> _DATA SHOWN_
· · · ·
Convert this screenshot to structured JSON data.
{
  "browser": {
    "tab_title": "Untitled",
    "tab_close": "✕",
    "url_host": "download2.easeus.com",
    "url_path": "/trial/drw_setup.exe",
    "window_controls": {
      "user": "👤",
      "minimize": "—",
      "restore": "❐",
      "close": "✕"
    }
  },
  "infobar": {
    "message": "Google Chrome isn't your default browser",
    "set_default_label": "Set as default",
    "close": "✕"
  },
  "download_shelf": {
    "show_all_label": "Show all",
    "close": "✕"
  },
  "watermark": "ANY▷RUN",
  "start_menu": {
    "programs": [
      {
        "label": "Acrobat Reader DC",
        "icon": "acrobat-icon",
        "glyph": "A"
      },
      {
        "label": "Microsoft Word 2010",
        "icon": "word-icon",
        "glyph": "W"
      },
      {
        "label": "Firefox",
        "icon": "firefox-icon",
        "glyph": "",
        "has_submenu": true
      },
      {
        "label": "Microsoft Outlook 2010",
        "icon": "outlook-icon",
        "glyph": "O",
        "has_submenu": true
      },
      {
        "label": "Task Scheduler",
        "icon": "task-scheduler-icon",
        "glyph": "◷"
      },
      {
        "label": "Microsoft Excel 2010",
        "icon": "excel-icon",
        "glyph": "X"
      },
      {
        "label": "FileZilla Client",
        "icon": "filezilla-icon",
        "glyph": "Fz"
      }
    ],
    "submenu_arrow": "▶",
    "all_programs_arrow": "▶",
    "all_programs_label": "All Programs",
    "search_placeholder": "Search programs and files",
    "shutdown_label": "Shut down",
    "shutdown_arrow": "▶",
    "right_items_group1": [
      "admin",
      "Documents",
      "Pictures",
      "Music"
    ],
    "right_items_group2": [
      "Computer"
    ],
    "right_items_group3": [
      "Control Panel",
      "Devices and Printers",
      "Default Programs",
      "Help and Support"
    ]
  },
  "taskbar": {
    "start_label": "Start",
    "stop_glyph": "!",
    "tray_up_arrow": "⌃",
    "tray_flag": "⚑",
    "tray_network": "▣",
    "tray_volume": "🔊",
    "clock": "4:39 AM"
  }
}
· · · ·
> _WORK INSTRUCTIONS_
Copy all the records above exactly, missing none.

> _OUTPUT FOR THIS TASK_
Convert this screenshot to structured JSON data.
{
  "browser": {
    "tab_title": "Untitled",
    "tab_close": "✕",
    "url_host": "download2.easeus.com",
    "url_path": "/trial/drw_setup.exe",
    "window_controls": {
      "user": "👤",
      "minimize": "—",
      "restore": "❐",
      "close": "✕"
    }
  },
  "infobar": {
    "message": "Google Chrome isn't your default browser",
    "set_default_label": "Set as default",
    "close": "✕"
  },
  "download_shelf": {
    "show_all_label": "Show all",
    "close": "✕"
  },
  "watermark": "ANY▷RUN",
  "start_menu": {
    "programs": [
      {
        "label": "Acrobat Reader DC",
        "icon": "acrobat-icon",
        "glyph": "A"
      },
      {
        "label": "Microsoft Word 2010",
        "icon": "word-icon",
        "glyph": "W"
      },
      {
        "label": "Firefox",
        "icon": "firefox-icon",
        "glyph": "",
        "has_submenu": true
      },
      {
        "label": "Microsoft Outlook 2010",
        "icon": "outlook-icon",
        "glyph": "O",
        "has_submenu": true
      },
      {
        "label": "Task Scheduler",
        "icon": "task-scheduler-icon",
        "glyph": "◷"
      },
      {
        "label": "Microsoft Excel 2010",
        "icon": "excel-icon",
        "glyph": "X"
      },
      {
        "label": "FileZilla Client",
        "icon": "filezilla-icon",
        "glyph": "Fz"
      }
    ],
    "submenu_arrow": "▶",
    "all_programs_arrow": "▶",
    "all_programs_label": "All Programs",
    "search_placeholder": "Search programs and files",
    "shutdown_label": "Shut down",
    "shutdown_arrow": "▶",
    "right_items_group1": [
      "admin",
      "Documents",
      "Pictures",
      "Music"
    ],
    "right_items_group2": [
      "Computer"
    ],
    "right_items_group3": [
      "Control Panel",
      "Devices and Printers",
      "Default Programs",
      "Help and Support"
    ]
  },
  "taskbar": {
    "start_label": "Start",
    "stop_glyph": "!",
    "tray_up_arrow": "⌃",
    "tray_flag": "⚑",
    "tray_network": "▣",
    "tray_volume": "🔊",
    "clock": "4:39 AM"
  }
}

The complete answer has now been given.